→ AIM OF THE EXERCISE
Retype each entry. Leave every word as it is.
______________________________
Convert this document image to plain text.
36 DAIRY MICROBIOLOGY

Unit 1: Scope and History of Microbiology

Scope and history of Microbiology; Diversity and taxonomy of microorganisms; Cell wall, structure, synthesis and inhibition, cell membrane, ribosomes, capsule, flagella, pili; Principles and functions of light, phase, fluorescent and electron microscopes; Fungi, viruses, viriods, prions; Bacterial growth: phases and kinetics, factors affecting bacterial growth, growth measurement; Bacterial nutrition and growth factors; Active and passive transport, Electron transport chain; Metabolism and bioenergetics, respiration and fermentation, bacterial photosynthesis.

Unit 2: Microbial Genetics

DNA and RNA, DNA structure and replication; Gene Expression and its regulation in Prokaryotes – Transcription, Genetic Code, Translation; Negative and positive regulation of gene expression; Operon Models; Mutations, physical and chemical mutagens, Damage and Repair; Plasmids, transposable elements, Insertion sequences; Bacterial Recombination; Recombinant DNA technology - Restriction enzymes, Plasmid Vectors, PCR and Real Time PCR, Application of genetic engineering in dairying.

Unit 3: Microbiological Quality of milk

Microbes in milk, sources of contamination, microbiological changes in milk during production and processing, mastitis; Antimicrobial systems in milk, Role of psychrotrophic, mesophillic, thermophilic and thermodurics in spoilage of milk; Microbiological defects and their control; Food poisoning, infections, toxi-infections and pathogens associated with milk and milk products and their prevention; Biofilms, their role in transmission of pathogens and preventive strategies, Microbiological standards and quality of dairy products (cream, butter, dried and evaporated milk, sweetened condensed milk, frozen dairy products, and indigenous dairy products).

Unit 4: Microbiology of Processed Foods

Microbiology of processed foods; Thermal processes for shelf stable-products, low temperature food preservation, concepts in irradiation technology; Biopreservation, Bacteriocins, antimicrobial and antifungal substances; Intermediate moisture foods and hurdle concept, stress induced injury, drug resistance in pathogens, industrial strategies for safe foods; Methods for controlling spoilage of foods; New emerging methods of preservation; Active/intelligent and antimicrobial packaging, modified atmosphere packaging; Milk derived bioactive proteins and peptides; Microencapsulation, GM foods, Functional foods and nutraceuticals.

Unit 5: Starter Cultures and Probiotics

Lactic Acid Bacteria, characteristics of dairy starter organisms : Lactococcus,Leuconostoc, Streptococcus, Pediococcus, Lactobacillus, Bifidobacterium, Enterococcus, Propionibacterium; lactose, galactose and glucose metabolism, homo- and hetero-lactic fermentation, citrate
______________________________
→ OUTPUT OF THE TASK
Convert this document image to plain text.
36 DAIRY MICROBIOLOGY

Unit 1: Scope and History of Microbiology

Scope and history of Microbiology; Diversity and taxonomy of microorganisms; Cell wall, structure, synthesis and inhibition, cell membrane, ribosomes, capsule, flagella, pili; Principles and functions of light, phase, fluorescent and electron microscopes; Fungi, viruses, viriods, prions; Bacterial growth: phases and kinetics, factors affecting bacterial growth, growth measurement; Bacterial nutrition and growth factors; Active and passive transport, Electron transport chain; Metabolism and bioenergetics, respiration and fermentation, bacterial photosynthesis.

Unit 2: Microbial Genetics

DNA and RNA, DNA structure and replication; Gene Expression and its regulation in Prokaryotes – Transcription, Genetic Code, Translation; Negative and positive regulation of gene expression; Operon Models; Mutations, physical and chemical mutagens, Damage and Repair; Plasmids, transposable elements, Insertion sequences; Bacterial Recombination; Recombinant DNA technology - Restriction enzymes, Plasmid Vectors, PCR and Real Time PCR, Application of genetic engineering in dairying.

Unit 3: Microbiological Quality of milk

Microbes in milk, sources of contamination, microbiological changes in milk during production and processing, mastitis; Antimicrobial systems in milk, Role of psychrotrophic, mesophillic, thermophilic and thermodurics in spoilage of milk; Microbiological defects and their control; Food poisoning, infections, toxi-infections and pathogens associated with milk and milk products and their prevention; Biofilms, their role in transmission of pathogens and preventive strategies, Microbiological standards and quality of dairy products (cream, butter, dried and evaporated milk, sweetened condensed milk, frozen dairy products, and indigenous dairy products).

Unit 4: Microbiology of Processed Foods

Microbiology of processed foods; Thermal processes for shelf stable-products, low temperature food preservation, concepts in irradiation technology; Biopreservation, Bacteriocins, antimicrobial and antifungal substances; Intermediate moisture foods and hurdle concept, stress induced injury, drug resistance in pathogens, industrial strategies for safe foods; Methods for controlling spoilage of foods; New emerging methods of preservation; Active/intelligent and antimicrobial packaging, modified atmosphere packaging; Milk derived bioactive proteins and peptides; Microencapsulation, GM foods, Functional foods and nutraceuticals.

Unit 5: Starter Cultures and Probiotics

Lactic Acid Bacteria, characteristics of dairy starter organisms : Lactococcus,Leuconostoc, Streptococcus, Pediococcus, Lactobacillus, Bifidobacterium, Enterococcus, Propionibacterium; lactose, galactose and glucose metabolism, homo- and hetero-lactic fermentation, citrate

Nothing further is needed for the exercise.